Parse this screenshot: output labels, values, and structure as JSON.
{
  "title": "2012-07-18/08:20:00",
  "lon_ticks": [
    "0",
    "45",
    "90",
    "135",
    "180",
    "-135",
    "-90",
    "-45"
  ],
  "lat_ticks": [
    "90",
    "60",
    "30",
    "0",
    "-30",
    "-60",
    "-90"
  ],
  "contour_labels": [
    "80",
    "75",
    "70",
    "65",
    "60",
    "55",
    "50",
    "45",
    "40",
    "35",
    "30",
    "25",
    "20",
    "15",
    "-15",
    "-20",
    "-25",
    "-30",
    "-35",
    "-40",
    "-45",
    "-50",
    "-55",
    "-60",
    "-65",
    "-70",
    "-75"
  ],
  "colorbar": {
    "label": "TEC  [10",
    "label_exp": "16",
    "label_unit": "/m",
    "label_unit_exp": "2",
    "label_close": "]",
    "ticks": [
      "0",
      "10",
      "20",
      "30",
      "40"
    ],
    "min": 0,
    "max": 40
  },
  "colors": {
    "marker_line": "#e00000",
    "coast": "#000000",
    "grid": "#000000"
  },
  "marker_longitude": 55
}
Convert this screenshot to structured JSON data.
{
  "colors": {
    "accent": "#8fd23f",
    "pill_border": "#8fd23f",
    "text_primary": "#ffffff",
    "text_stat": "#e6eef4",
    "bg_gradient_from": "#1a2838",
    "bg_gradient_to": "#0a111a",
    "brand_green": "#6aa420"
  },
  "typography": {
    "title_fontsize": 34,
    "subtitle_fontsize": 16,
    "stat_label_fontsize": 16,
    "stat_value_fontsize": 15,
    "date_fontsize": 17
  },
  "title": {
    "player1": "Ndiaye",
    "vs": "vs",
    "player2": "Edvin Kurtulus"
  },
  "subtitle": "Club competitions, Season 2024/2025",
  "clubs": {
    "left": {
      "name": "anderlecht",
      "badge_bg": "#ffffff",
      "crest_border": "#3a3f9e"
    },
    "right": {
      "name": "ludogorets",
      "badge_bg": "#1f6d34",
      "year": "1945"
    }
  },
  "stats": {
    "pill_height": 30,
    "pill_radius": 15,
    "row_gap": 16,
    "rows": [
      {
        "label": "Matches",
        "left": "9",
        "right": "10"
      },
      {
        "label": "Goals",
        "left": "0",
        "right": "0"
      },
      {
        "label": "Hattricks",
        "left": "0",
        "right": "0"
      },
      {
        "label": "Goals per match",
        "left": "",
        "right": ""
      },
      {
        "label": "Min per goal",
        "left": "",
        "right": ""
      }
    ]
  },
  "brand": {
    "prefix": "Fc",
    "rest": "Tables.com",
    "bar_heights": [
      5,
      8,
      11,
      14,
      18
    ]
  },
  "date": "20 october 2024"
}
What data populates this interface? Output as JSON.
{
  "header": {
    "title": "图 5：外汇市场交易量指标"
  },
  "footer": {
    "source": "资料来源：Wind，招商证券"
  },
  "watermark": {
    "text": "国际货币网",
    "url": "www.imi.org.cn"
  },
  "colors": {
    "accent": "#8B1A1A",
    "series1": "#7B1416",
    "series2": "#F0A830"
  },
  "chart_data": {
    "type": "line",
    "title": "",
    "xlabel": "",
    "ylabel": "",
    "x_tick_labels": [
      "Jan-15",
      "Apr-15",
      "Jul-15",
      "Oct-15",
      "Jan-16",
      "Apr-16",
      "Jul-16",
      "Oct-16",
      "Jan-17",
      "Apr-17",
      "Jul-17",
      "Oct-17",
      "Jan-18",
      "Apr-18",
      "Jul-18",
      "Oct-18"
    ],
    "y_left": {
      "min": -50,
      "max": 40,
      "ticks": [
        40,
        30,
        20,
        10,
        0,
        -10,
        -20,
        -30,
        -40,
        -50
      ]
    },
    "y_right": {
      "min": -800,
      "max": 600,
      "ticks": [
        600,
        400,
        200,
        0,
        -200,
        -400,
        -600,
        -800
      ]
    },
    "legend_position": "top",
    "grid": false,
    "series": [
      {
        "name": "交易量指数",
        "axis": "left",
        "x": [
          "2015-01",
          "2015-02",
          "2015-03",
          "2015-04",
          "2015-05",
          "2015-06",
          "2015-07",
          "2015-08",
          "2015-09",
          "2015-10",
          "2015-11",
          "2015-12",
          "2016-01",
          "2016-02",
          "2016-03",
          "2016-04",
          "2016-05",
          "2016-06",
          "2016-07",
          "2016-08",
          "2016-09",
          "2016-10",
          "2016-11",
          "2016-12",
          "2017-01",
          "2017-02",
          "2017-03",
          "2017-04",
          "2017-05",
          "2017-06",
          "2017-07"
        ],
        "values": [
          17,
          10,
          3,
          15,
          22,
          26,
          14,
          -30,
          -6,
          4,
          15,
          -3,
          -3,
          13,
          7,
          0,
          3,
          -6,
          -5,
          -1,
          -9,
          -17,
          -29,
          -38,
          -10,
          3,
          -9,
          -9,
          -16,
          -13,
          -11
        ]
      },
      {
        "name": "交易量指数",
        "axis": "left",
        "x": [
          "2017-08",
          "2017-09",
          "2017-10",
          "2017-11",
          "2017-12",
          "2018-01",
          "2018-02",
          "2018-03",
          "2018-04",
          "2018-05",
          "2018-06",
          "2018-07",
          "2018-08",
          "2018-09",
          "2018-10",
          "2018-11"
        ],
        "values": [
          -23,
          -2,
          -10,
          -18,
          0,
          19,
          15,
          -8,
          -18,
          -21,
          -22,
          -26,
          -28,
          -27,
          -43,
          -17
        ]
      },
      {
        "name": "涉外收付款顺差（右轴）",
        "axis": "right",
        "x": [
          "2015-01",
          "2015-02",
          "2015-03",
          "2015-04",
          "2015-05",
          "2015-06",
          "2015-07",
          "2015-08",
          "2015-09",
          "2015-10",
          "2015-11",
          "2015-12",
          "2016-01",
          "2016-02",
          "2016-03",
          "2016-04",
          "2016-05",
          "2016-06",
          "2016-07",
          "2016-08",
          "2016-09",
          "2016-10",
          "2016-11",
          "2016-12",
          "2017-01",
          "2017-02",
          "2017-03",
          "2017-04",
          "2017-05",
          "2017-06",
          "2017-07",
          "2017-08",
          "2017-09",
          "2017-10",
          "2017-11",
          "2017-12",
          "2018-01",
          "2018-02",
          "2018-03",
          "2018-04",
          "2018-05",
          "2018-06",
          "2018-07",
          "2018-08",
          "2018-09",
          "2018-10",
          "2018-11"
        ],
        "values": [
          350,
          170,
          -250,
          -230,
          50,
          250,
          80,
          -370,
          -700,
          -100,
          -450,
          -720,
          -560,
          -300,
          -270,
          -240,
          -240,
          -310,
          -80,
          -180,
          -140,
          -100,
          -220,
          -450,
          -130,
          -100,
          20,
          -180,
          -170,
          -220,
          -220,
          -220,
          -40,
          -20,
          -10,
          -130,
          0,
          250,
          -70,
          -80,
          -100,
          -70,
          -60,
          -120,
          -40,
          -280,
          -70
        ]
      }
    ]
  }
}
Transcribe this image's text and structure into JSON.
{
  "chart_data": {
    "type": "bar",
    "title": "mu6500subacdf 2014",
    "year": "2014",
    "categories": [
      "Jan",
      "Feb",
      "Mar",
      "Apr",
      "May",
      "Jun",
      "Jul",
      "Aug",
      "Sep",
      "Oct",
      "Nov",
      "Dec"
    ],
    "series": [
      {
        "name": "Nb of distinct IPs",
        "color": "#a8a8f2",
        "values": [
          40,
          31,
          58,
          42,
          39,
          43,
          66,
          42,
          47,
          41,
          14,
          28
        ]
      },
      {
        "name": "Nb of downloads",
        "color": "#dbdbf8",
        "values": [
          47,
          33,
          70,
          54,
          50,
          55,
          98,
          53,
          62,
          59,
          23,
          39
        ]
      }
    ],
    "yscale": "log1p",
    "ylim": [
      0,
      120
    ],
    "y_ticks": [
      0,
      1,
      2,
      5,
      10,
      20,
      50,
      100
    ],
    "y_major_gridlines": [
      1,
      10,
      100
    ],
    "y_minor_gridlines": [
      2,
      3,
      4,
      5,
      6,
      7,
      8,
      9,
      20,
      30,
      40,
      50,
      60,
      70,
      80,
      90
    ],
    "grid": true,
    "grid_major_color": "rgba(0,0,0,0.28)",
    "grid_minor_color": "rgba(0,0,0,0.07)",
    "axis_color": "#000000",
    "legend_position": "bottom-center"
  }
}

**EXERCISE BRIEF:**
Take the lines above from the one holding "Transcribe this image's" to the last and output them exactly.

**RESPONSE TO THIS EXERCISE:**
Transcribe this image's text and structure into JSON.
{
  "chart_data": {
    "type": "bar",
    "title": "mu6500subacdf 2014",
    "year": "2014",
    "categories": [
      "Jan",
      "Feb",
      "Mar",
      "Apr",
      "May",
      "Jun",
      "Jul",
      "Aug",
      "Sep",
      "Oct",
      "Nov",
      "Dec"
    ],
    "series": [
      {
        "name": "Nb of distinct IPs",
        "color": "#a8a8f2",
        "values": [
          40,
          31,
          58,
          42,
          39,
          43,
          66,
          42,
          47,
          41,
          14,
          28
        ]
      },
      {
        "name": "Nb of downloads",
        "color": "#dbdbf8",
        "values": [
          47,
          33,
          70,
          54,
          50,
          55,
          98,
          53,
          62,
          59,
          23,
          39
        ]
      }
    ],
    "yscale": "log1p",
    "ylim": [
      0,
      120
    ],
    "y_ticks": [
      0,
      1,
      2,
      5,
      10,
      20,
      50,
      100
    ],
    "y_major_gridlines": [
      1,
      10,
      100
    ],
    "y_minor_gridlines": [
      2,
      3,
      4,
      5,
      6,
      7,
      8,
      9,
      20,
      30,
      40,
      50,
      60,
      70,
      80,
      90
    ],
    "grid": true,
    "grid_major_color": "rgba(0,0,0,0.28)",
    "grid_minor_color": "rgba(0,0,0,0.07)",
    "axis_color": "#000000",
    "legend_position": "bottom-center"
  }
}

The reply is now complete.